• _Exercise details_
In the records that follow, show each line where the word "Województwo" is present.

• _Supplied entries_

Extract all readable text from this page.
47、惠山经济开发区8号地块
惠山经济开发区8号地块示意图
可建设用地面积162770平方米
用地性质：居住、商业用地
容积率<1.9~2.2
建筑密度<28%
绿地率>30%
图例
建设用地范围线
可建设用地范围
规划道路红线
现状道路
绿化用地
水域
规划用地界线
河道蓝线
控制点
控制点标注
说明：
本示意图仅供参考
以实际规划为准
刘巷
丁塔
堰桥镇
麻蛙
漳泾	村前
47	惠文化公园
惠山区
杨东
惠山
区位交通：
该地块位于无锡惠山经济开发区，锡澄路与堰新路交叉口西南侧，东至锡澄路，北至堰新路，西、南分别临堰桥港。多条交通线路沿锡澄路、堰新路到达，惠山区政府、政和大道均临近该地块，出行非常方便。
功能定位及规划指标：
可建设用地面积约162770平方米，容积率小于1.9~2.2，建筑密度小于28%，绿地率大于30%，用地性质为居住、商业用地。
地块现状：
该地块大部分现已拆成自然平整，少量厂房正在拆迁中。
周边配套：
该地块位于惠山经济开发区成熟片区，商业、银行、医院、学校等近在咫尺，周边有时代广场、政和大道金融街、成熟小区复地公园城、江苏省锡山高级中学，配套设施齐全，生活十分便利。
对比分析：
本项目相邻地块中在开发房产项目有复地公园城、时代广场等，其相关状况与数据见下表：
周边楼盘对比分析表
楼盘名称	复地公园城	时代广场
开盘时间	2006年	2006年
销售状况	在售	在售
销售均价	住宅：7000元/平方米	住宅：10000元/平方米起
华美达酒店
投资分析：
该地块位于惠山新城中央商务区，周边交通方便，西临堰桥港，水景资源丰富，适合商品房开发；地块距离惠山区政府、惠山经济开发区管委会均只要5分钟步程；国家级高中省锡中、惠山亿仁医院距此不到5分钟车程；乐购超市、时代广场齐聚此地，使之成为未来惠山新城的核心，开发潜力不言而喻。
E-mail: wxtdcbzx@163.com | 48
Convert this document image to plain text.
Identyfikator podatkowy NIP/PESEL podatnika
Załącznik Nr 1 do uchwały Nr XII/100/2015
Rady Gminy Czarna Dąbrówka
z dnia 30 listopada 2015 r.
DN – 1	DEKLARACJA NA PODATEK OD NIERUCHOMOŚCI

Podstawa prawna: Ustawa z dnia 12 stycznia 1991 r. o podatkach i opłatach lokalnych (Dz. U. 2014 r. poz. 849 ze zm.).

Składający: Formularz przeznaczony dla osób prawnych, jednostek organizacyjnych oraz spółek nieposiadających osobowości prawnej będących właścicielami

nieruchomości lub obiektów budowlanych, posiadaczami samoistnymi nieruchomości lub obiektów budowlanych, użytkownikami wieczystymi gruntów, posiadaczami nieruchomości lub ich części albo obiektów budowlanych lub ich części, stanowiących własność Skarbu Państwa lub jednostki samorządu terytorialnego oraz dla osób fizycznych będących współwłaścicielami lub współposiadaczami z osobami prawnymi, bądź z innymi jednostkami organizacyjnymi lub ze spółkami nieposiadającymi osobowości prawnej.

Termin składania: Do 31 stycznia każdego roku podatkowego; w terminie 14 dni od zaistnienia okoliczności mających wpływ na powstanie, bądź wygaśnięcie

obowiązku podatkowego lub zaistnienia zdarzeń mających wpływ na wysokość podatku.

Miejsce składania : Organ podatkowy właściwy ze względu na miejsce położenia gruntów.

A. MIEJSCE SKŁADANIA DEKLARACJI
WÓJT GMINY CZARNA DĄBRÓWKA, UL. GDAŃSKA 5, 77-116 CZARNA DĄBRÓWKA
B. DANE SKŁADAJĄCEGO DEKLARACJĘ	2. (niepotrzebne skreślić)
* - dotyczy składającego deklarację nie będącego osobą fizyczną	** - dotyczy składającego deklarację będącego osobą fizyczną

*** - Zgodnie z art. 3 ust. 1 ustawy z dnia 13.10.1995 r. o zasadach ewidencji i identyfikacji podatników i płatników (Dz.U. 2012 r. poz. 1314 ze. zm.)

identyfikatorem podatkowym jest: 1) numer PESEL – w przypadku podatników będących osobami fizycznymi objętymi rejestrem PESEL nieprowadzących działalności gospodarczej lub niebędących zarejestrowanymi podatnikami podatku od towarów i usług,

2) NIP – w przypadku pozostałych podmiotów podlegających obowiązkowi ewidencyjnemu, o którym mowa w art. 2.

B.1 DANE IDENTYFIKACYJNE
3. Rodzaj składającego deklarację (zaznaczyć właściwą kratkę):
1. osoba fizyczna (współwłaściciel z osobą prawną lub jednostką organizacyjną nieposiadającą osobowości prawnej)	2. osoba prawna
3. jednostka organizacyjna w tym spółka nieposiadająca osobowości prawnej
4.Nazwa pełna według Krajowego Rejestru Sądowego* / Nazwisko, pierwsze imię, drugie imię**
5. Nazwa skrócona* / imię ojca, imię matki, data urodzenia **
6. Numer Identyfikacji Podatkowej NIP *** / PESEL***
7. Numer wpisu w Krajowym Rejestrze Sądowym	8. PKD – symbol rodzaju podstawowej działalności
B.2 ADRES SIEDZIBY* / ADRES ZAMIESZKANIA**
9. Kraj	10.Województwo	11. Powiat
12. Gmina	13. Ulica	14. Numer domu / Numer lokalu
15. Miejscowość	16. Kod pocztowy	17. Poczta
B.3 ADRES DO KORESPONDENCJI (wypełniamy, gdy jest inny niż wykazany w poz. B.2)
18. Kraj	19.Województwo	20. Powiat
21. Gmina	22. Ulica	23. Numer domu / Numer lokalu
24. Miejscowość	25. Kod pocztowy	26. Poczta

• _Finished answer_
9. Kraj	10.Województwo	11. Powiat
18. Kraj	19.Województwo	20. Powiat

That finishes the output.